▶ [GIVEN PROBLEM]: Copy out the lines that include the word "JSON".
──────── AVAILABLE RECORDS ────────
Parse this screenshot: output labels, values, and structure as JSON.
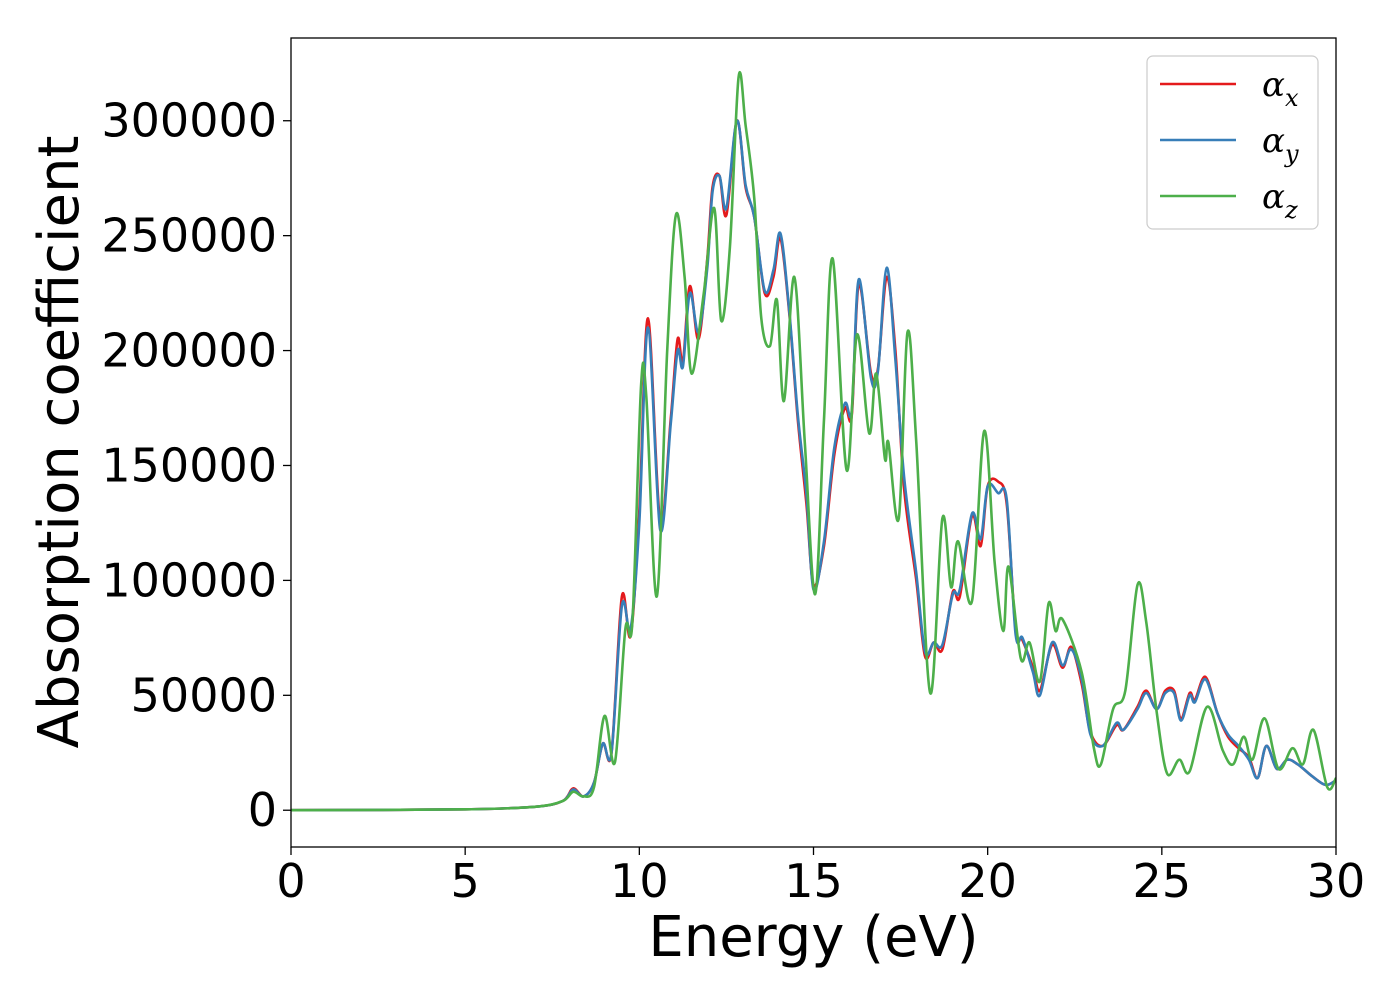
{
  "chart_data": {
    "type": "line",
    "xlabel": "Energy (eV)",
    "ylabel": "Absorption coefficient",
    "xlim": [
      0,
      30
    ],
    "ylim": [
      -16000,
      336000
    ],
    "xticks": [
      0,
      5,
      10,
      15,
      20,
      25,
      30
    ],
    "yticks": [
      0,
      50000,
      100000,
      150000,
      200000,
      250000,
      300000
    ],
    "grid": false,
    "legend_position": "top-right",
    "series": [
      {
        "name": "αx",
        "label_base": "α",
        "label_sub": "x",
        "color": "#e41a1c",
        "points": [
          [
            0,
            0
          ],
          [
            5,
            400
          ],
          [
            7,
            1500
          ],
          [
            7.8,
            4000
          ],
          [
            8.1,
            9500
          ],
          [
            8.4,
            6000
          ],
          [
            8.7,
            12000
          ],
          [
            8.95,
            29000
          ],
          [
            9.2,
            25000
          ],
          [
            9.5,
            93000
          ],
          [
            9.75,
            76000
          ],
          [
            10.0,
            130000
          ],
          [
            10.25,
            214000
          ],
          [
            10.6,
            125000
          ],
          [
            10.9,
            170000
          ],
          [
            11.1,
            205000
          ],
          [
            11.25,
            195000
          ],
          [
            11.45,
            228000
          ],
          [
            11.7,
            205000
          ],
          [
            11.95,
            240000
          ],
          [
            12.1,
            271000
          ],
          [
            12.3,
            276000
          ],
          [
            12.5,
            259000
          ],
          [
            12.8,
            300000
          ],
          [
            13.05,
            271000
          ],
          [
            13.3,
            258000
          ],
          [
            13.6,
            225000
          ],
          [
            13.85,
            232000
          ],
          [
            14.05,
            249000
          ],
          [
            14.3,
            217000
          ],
          [
            14.55,
            170000
          ],
          [
            14.8,
            133000
          ],
          [
            15.0,
            98000
          ],
          [
            15.3,
            115000
          ],
          [
            15.6,
            155000
          ],
          [
            15.9,
            175000
          ],
          [
            16.1,
            172000
          ],
          [
            16.3,
            229000
          ],
          [
            16.65,
            190000
          ],
          [
            16.85,
            192000
          ],
          [
            17.1,
            232000
          ],
          [
            17.35,
            200000
          ],
          [
            17.6,
            140000
          ],
          [
            17.95,
            100000
          ],
          [
            18.2,
            67000
          ],
          [
            18.45,
            73000
          ],
          [
            18.7,
            70000
          ],
          [
            19.0,
            95000
          ],
          [
            19.2,
            93000
          ],
          [
            19.55,
            128000
          ],
          [
            19.8,
            115000
          ],
          [
            20.0,
            141000
          ],
          [
            20.3,
            143000
          ],
          [
            20.55,
            133000
          ],
          [
            20.8,
            79000
          ],
          [
            21.0,
            74000
          ],
          [
            21.3,
            62000
          ],
          [
            21.5,
            52000
          ],
          [
            21.85,
            72000
          ],
          [
            22.15,
            62000
          ],
          [
            22.4,
            71000
          ],
          [
            22.7,
            55000
          ],
          [
            22.95,
            34000
          ],
          [
            23.3,
            28000
          ],
          [
            23.7,
            37000
          ],
          [
            23.9,
            35000
          ],
          [
            24.3,
            45000
          ],
          [
            24.55,
            52000
          ],
          [
            24.85,
            44000
          ],
          [
            25.1,
            52000
          ],
          [
            25.35,
            52000
          ],
          [
            25.55,
            40000
          ],
          [
            25.8,
            51000
          ],
          [
            25.95,
            48000
          ],
          [
            26.25,
            58000
          ],
          [
            26.6,
            42000
          ],
          [
            26.9,
            32000
          ],
          [
            27.2,
            27000
          ],
          [
            27.5,
            23000
          ],
          [
            27.75,
            14000
          ],
          [
            28.0,
            28000
          ],
          [
            28.3,
            18000
          ],
          [
            28.6,
            22000
          ],
          [
            28.9,
            20000
          ],
          [
            29.3,
            15000
          ],
          [
            29.7,
            11000
          ],
          [
            30,
            13000
          ]
        ]
      },
      {
        "name": "αy",
        "label_base": "α",
        "label_sub": "y",
        "color": "#377eb8",
        "points": [
          [
            0,
            0
          ],
          [
            5,
            400
          ],
          [
            7,
            1500
          ],
          [
            7.8,
            4000
          ],
          [
            8.1,
            9000
          ],
          [
            8.4,
            6000
          ],
          [
            8.7,
            12000
          ],
          [
            8.95,
            29000
          ],
          [
            9.2,
            25000
          ],
          [
            9.5,
            89000
          ],
          [
            9.75,
            79000
          ],
          [
            10.0,
            125000
          ],
          [
            10.25,
            210000
          ],
          [
            10.6,
            122000
          ],
          [
            10.9,
            168000
          ],
          [
            11.1,
            200000
          ],
          [
            11.25,
            193000
          ],
          [
            11.45,
            225000
          ],
          [
            11.7,
            208000
          ],
          [
            11.95,
            236000
          ],
          [
            12.1,
            269000
          ],
          [
            12.3,
            276000
          ],
          [
            12.5,
            262000
          ],
          [
            12.8,
            300000
          ],
          [
            13.05,
            272000
          ],
          [
            13.3,
            258000
          ],
          [
            13.6,
            226000
          ],
          [
            13.85,
            235000
          ],
          [
            14.05,
            251000
          ],
          [
            14.3,
            218000
          ],
          [
            14.55,
            172000
          ],
          [
            14.8,
            137000
          ],
          [
            15.0,
            96000
          ],
          [
            15.3,
            117000
          ],
          [
            15.6,
            158000
          ],
          [
            15.9,
            177000
          ],
          [
            16.1,
            174000
          ],
          [
            16.3,
            231000
          ],
          [
            16.65,
            188000
          ],
          [
            16.85,
            191000
          ],
          [
            17.1,
            236000
          ],
          [
            17.35,
            196000
          ],
          [
            17.6,
            145000
          ],
          [
            17.95,
            103000
          ],
          [
            18.2,
            69000
          ],
          [
            18.45,
            73000
          ],
          [
            18.7,
            72000
          ],
          [
            19.0,
            94000
          ],
          [
            19.2,
            96000
          ],
          [
            19.55,
            129000
          ],
          [
            19.8,
            118000
          ],
          [
            20.0,
            141000
          ],
          [
            20.3,
            138000
          ],
          [
            20.55,
            135000
          ],
          [
            20.8,
            77000
          ],
          [
            21.0,
            75000
          ],
          [
            21.3,
            60000
          ],
          [
            21.5,
            50000
          ],
          [
            21.85,
            73000
          ],
          [
            22.15,
            63000
          ],
          [
            22.4,
            70000
          ],
          [
            22.7,
            57000
          ],
          [
            22.95,
            33000
          ],
          [
            23.3,
            28000
          ],
          [
            23.7,
            38000
          ],
          [
            23.9,
            35000
          ],
          [
            24.3,
            44000
          ],
          [
            24.55,
            51000
          ],
          [
            24.85,
            44000
          ],
          [
            25.1,
            51000
          ],
          [
            25.35,
            51000
          ],
          [
            25.55,
            39000
          ],
          [
            25.8,
            50000
          ],
          [
            25.95,
            47000
          ],
          [
            26.25,
            57000
          ],
          [
            26.6,
            42000
          ],
          [
            26.9,
            33000
          ],
          [
            27.2,
            28000
          ],
          [
            27.5,
            22000
          ],
          [
            27.75,
            14000
          ],
          [
            28.0,
            28000
          ],
          [
            28.3,
            18000
          ],
          [
            28.6,
            22000
          ],
          [
            28.9,
            20000
          ],
          [
            29.3,
            15000
          ],
          [
            29.7,
            11000
          ],
          [
            30,
            13000
          ]
        ]
      },
      {
        "name": "αz",
        "label_base": "α",
        "label_sub": "z",
        "color": "#4daf4a",
        "points": [
          [
            0,
            0
          ],
          [
            5,
            400
          ],
          [
            7,
            1500
          ],
          [
            7.8,
            4000
          ],
          [
            8.1,
            8000
          ],
          [
            8.4,
            6000
          ],
          [
            8.7,
            10000
          ],
          [
            9.0,
            41000
          ],
          [
            9.3,
            21000
          ],
          [
            9.6,
            79000
          ],
          [
            9.8,
            82000
          ],
          [
            10.05,
            185000
          ],
          [
            10.2,
            180000
          ],
          [
            10.5,
            93000
          ],
          [
            10.8,
            200000
          ],
          [
            11.05,
            259000
          ],
          [
            11.3,
            232000
          ],
          [
            11.5,
            190000
          ],
          [
            11.85,
            225000
          ],
          [
            12.15,
            262000
          ],
          [
            12.35,
            213000
          ],
          [
            12.6,
            245000
          ],
          [
            12.85,
            319000
          ],
          [
            13.05,
            298000
          ],
          [
            13.3,
            266000
          ],
          [
            13.5,
            214000
          ],
          [
            13.75,
            202000
          ],
          [
            13.95,
            222000
          ],
          [
            14.15,
            178000
          ],
          [
            14.45,
            232000
          ],
          [
            14.75,
            160000
          ],
          [
            15.05,
            94000
          ],
          [
            15.3,
            170000
          ],
          [
            15.55,
            240000
          ],
          [
            15.95,
            148000
          ],
          [
            16.25,
            207000
          ],
          [
            16.6,
            164000
          ],
          [
            16.8,
            190000
          ],
          [
            17.05,
            153000
          ],
          [
            17.15,
            160000
          ],
          [
            17.45,
            127000
          ],
          [
            17.7,
            208000
          ],
          [
            17.95,
            160000
          ],
          [
            18.35,
            51000
          ],
          [
            18.7,
            127000
          ],
          [
            18.95,
            97000
          ],
          [
            19.15,
            117000
          ],
          [
            19.55,
            91000
          ],
          [
            19.9,
            165000
          ],
          [
            20.2,
            108000
          ],
          [
            20.45,
            78000
          ],
          [
            20.6,
            106000
          ],
          [
            20.95,
            66000
          ],
          [
            21.2,
            73000
          ],
          [
            21.5,
            56000
          ],
          [
            21.75,
            90000
          ],
          [
            21.95,
            78000
          ],
          [
            22.15,
            83000
          ],
          [
            22.7,
            60000
          ],
          [
            23.05,
            27000
          ],
          [
            23.25,
            20000
          ],
          [
            23.6,
            44000
          ],
          [
            23.95,
            52000
          ],
          [
            24.3,
            98000
          ],
          [
            24.55,
            82000
          ],
          [
            24.85,
            43000
          ],
          [
            25.15,
            16000
          ],
          [
            25.5,
            22000
          ],
          [
            25.8,
            17000
          ],
          [
            26.3,
            45000
          ],
          [
            26.75,
            26000
          ],
          [
            27.05,
            20000
          ],
          [
            27.35,
            32000
          ],
          [
            27.6,
            22000
          ],
          [
            27.95,
            40000
          ],
          [
            28.35,
            18000
          ],
          [
            28.75,
            27000
          ],
          [
            29.05,
            20000
          ],
          [
            29.35,
            35000
          ],
          [
            29.75,
            10000
          ],
          [
            30,
            14000
          ]
        ]
      }
    ]
  }
}
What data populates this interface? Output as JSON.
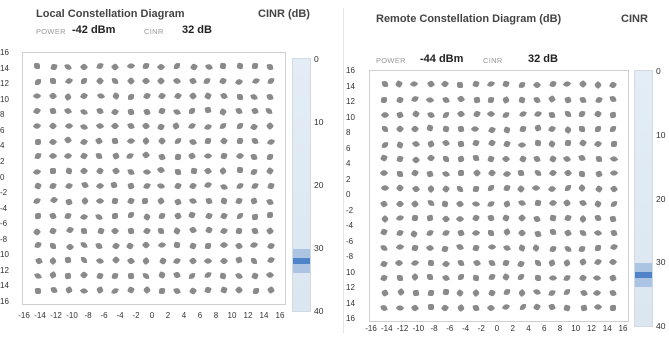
{
  "local": {
    "title": "Local Constellation Diagram",
    "cinr_header": "CINR (dB)",
    "power_label": "POWER",
    "power_value": "-42 dBm",
    "cinr_label": "CINR",
    "cinr_value": "32 dB",
    "cinr_db": 32
  },
  "remote": {
    "title": "Remote Constellation Diagram (dB)",
    "cinr_header": "CINR",
    "power_label": "POWER",
    "power_value": "-44 dBm",
    "cinr_label": "CINR",
    "cinr_value": "32 dB",
    "cinr_db": 32
  },
  "y_tick_labels": [
    "16",
    "14",
    "12",
    "10",
    "8",
    "6",
    "4",
    "2",
    "0",
    "-2",
    "-4",
    "-6",
    "-8",
    "-10",
    "-12",
    "-14",
    "-16"
  ],
  "local_y_tick_labels": [
    "16",
    "14",
    "12",
    "10",
    "8",
    "6",
    "4",
    "2",
    "0",
    "-2",
    "-4",
    "-6",
    "-8",
    "10",
    "12",
    "14",
    "16"
  ],
  "remote_y_tick_labels": [
    "16",
    "14",
    "12",
    "10",
    "8",
    "6",
    "4",
    "2",
    "0",
    "-2",
    "-4",
    "-6",
    "-8",
    "10",
    "12",
    "14",
    "16"
  ],
  "x_tick_labels": [
    "-16",
    "-14",
    "-12",
    "-10",
    "-8",
    "-6",
    "-4",
    "-2",
    "0",
    "2",
    "4",
    "6",
    "8",
    "10",
    "12",
    "14",
    "16"
  ],
  "cinr_scale": [
    "0",
    "10",
    "20",
    "30",
    "40"
  ],
  "constellation": {
    "points_per_axis": 16,
    "point_color": "#8a8a8a"
  }
}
────────
▶ [ANSWER]:
Parse this screenshot: output labels, values, and structure as JSON.
What data populates this interface? Output as JSON.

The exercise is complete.